_Task description_
Tally the lines that hold the string "crore", and reply with the count alone.

_Entries from a visual dataset_
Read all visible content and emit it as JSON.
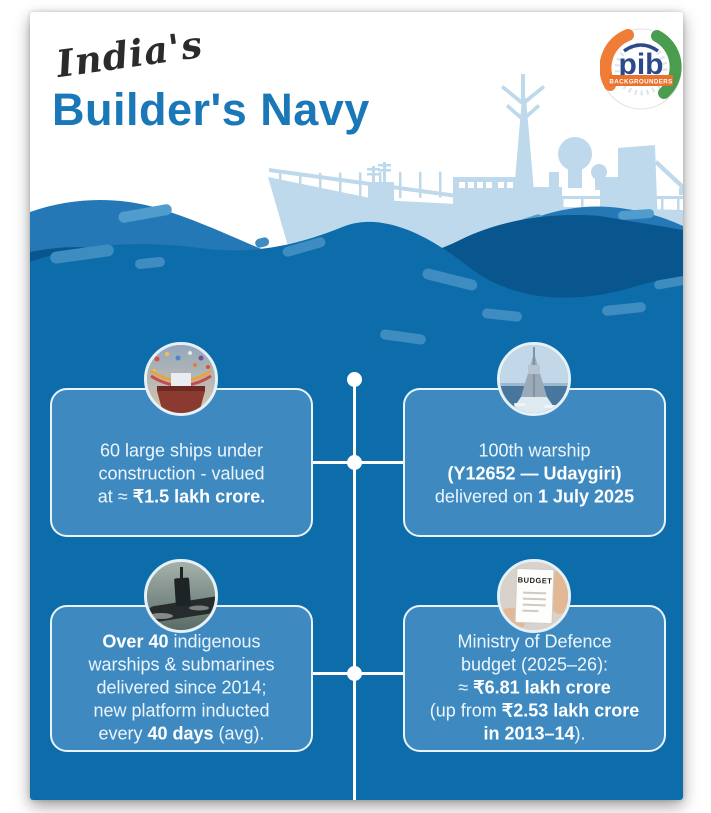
{
  "colors": {
    "ocean": "#0d6dab",
    "back_wave": "#2478b6",
    "wave_shadow": "#09568f",
    "wave_highlight": "#3f8cc1",
    "ship_silhouette": "#bed9eb",
    "card_blue": "#3e8ac0",
    "title_blue": "#1b78b8",
    "script_dark": "#2b2b2b",
    "logo_orange": "#ef7d35",
    "logo_green": "#4a9d4f"
  },
  "header": {
    "title_script": "India's",
    "title_main": "Builder's Navy"
  },
  "logo": {
    "name": "pib",
    "banner": "BACKGROUNDERS"
  },
  "budget_icon_label": "BUDGET",
  "cards": [
    {
      "id": "ships-under-construction",
      "icon": "ship-launch-icon",
      "lines": [
        [
          {
            "t": "60 large ships under"
          }
        ],
        [
          {
            "t": "construction - valued"
          }
        ],
        [
          {
            "t": "at ≈ "
          },
          {
            "t": "₹1.5 lakh crore.",
            "b": true
          }
        ]
      ]
    },
    {
      "id": "100th-warship-delivery",
      "icon": "warship-icon",
      "lines": [
        [
          {
            "t": "100th warship"
          }
        ],
        [
          {
            "t": "(Y12652 — Udaygiri)",
            "b": true
          }
        ],
        [
          {
            "t": "delivered on "
          },
          {
            "t": "1 July 2025",
            "b": true
          }
        ]
      ]
    },
    {
      "id": "indigenous-deliveries",
      "icon": "submarine-icon",
      "lines": [
        [
          {
            "t": "Over 40",
            "b": true
          },
          {
            "t": " indigenous"
          }
        ],
        [
          {
            "t": "warships & submarines"
          }
        ],
        [
          {
            "t": "delivered since 2014;"
          }
        ],
        [
          {
            "t": "new platform inducted"
          }
        ],
        [
          {
            "t": "every "
          },
          {
            "t": "40 days",
            "b": true
          },
          {
            "t": " (avg)."
          }
        ]
      ]
    },
    {
      "id": "defence-budget",
      "icon": "budget-icon",
      "lines": [
        [
          {
            "t": "Ministry of Defence"
          }
        ],
        [
          {
            "t": "budget (2025–26):"
          }
        ],
        [
          {
            "t": "≈ "
          },
          {
            "t": "₹6.81 lakh crore",
            "b": true
          }
        ],
        [
          {
            "t": "(up from "
          },
          {
            "t": "₹2.53 lakh crore",
            "b": true
          }
        ],
        [
          {
            "t": "in 2013–14",
            "b": true
          },
          {
            "t": ")."
          }
        ]
      ]
    }
  ]
}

_Response to this exercise_
3